-- BEGIN --
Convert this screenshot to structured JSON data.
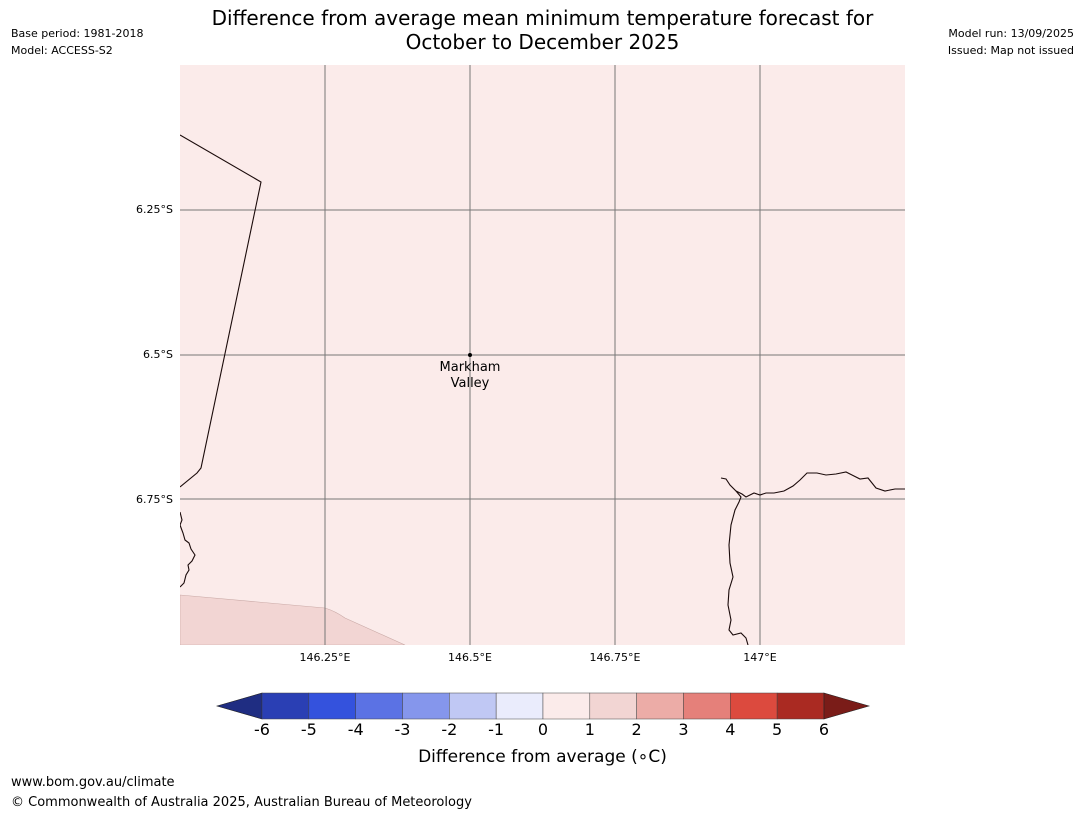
{
  "header": {
    "title_line1": "Difference from average mean minimum temperature forecast for",
    "title_line2": "October to December 2025",
    "base_period": "Base period: 1981-2018",
    "model": "Model: ACCESS-S2",
    "model_run": "Model run: 13/09/2025",
    "issued": "Issued: Map not issued"
  },
  "map": {
    "lat_labels": [
      "6.25°S",
      "6.5°S",
      "6.75°S"
    ],
    "lon_labels": [
      "146.25°E",
      "146.5°E",
      "146.75°E",
      "147°E"
    ],
    "place": {
      "line1": "Markham",
      "line2": "Valley"
    },
    "colors": {
      "bin_0_1": "#fbebea",
      "bin_1_2": "#f2d5d3",
      "coastline": "#1a0a0a",
      "gridline": "#777777"
    }
  },
  "colorbar": {
    "ticks": [
      "-6",
      "-5",
      "-4",
      "-3",
      "-2",
      "-1",
      "0",
      "1",
      "2",
      "3",
      "4",
      "5",
      "6"
    ],
    "colors": [
      "#1f2d82",
      "#2a3fb4",
      "#3452dd",
      "#5b72e4",
      "#8596ec",
      "#c0c8f4",
      "#eaecfc",
      "#fbebea",
      "#f2d5d3",
      "#ecaca7",
      "#e5807a",
      "#dc4a3e",
      "#aa2a22",
      "#7a1c18"
    ],
    "label": "Difference from average (∘C)"
  },
  "footer": {
    "url": "www.bom.gov.au/climate",
    "copyright": "© Commonwealth of Australia 2025, Australian Bureau of Meteorology"
  }
}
-- END --
◆ **Required work**:
Are you able to set down all the lines above exactly, without any pictures?

◆ **Exercise output**:
Convert this screenshot to structured JSON data.
{
  "header": {
    "title_line1": "Difference from average mean minimum temperature forecast for",
    "title_line2": "October to December 2025",
    "base_period": "Base period: 1981-2018",
    "model": "Model: ACCESS-S2",
    "model_run": "Model run: 13/09/2025",
    "issued": "Issued: Map not issued"
  },
  "map": {
    "lat_labels": [
      "6.25°S",
      "6.5°S",
      "6.75°S"
    ],
    "lon_labels": [
      "146.25°E",
      "146.5°E",
      "146.75°E",
      "147°E"
    ],
    "place": {
      "line1": "Markham",
      "line2": "Valley"
    },
    "colors": {
      "bin_0_1": "#fbebea",
      "bin_1_2": "#f2d5d3",
      "coastline": "#1a0a0a",
      "gridline": "#777777"
    }
  },
  "colorbar": {
    "ticks": [
      "-6",
      "-5",
      "-4",
      "-3",
      "-2",
      "-1",
      "0",
      "1",
      "2",
      "3",
      "4",
      "5",
      "6"
    ],
    "colors": [
      "#1f2d82",
      "#2a3fb4",
      "#3452dd",
      "#5b72e4",
      "#8596ec",
      "#c0c8f4",
      "#eaecfc",
      "#fbebea",
      "#f2d5d3",
      "#ecaca7",
      "#e5807a",
      "#dc4a3e",
      "#aa2a22",
      "#7a1c18"
    ],
    "label": "Difference from average (∘C)"
  },
  "footer": {
    "url": "www.bom.gov.au/climate",
    "copyright": "© Commonwealth of Australia 2025, Australian Bureau of Meteorology"
  }
}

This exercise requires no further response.